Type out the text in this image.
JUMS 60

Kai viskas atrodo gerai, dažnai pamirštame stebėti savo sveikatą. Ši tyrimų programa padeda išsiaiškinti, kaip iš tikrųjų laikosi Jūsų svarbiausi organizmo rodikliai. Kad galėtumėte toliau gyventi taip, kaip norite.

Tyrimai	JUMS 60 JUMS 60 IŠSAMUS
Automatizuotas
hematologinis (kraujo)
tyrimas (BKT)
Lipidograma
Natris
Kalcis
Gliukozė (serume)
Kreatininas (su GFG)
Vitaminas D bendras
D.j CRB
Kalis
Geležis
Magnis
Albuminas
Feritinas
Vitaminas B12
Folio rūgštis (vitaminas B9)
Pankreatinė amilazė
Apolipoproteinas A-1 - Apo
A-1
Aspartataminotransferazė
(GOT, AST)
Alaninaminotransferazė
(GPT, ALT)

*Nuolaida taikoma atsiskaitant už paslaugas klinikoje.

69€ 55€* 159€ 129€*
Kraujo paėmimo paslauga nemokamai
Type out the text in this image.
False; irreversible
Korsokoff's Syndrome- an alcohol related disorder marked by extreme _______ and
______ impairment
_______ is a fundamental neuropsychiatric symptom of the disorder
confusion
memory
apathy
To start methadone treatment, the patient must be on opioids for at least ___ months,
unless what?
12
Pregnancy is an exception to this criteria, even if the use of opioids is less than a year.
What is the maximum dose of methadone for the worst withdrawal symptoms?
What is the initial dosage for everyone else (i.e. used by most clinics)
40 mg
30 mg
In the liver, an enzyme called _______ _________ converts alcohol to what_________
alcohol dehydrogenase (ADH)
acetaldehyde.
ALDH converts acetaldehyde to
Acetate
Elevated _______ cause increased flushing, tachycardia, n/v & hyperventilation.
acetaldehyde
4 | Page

→ **Task directions**: Restate the records above verbatim, omitting no line.

→ **Solved exercise**:
Type out the text in this image.
JUMS 60

Kai viskas atrodo gerai, dažnai pamirštame stebėti savo sveikatą. Ši tyrimų programa padeda išsiaiškinti, kaip iš tikrųjų laikosi Jūsų svarbiausi organizmo rodikliai. Kad galėtumėte toliau gyventi taip, kaip norite.

Tyrimai	JUMS 60 JUMS 60 IŠSAMUS
Automatizuotas
hematologinis (kraujo)
tyrimas (BKT)
Lipidograma
Natris
Kalcis
Gliukozė (serume)
Kreatininas (su GFG)
Vitaminas D bendras
D.j CRB
Kalis
Geležis
Magnis
Albuminas
Feritinas
Vitaminas B12
Folio rūgštis (vitaminas B9)
Pankreatinė amilazė
Apolipoproteinas A-1 - Apo
A-1
Aspartataminotransferazė
(GOT, AST)
Alaninaminotransferazė
(GPT, ALT)

*Nuolaida taikoma atsiskaitant už paslaugas klinikoje.

69€ 55€* 159€ 129€*
Kraujo paėmimo paslauga nemokamai
Type out the text in this image.
False; irreversible
Korsokoff's Syndrome- an alcohol related disorder marked by extreme _______ and
______ impairment
_______ is a fundamental neuropsychiatric symptom of the disorder
confusion
memory
apathy
To start methadone treatment, the patient must be on opioids for at least ___ months,
unless what?
12
Pregnancy is an exception to this criteria, even if the use of opioids is less than a year.
What is the maximum dose of methadone for the worst withdrawal symptoms?
What is the initial dosage for everyone else (i.e. used by most clinics)
40 mg
30 mg
In the liver, an enzyme called _______ _________ converts alcohol to what_________
alcohol dehydrogenase (ADH)
acetaldehyde.
ALDH converts acetaldehyde to
Acetate
Elevated _______ cause increased flushing, tachycardia, n/v & hyperventilation.
acetaldehyde
4 | Page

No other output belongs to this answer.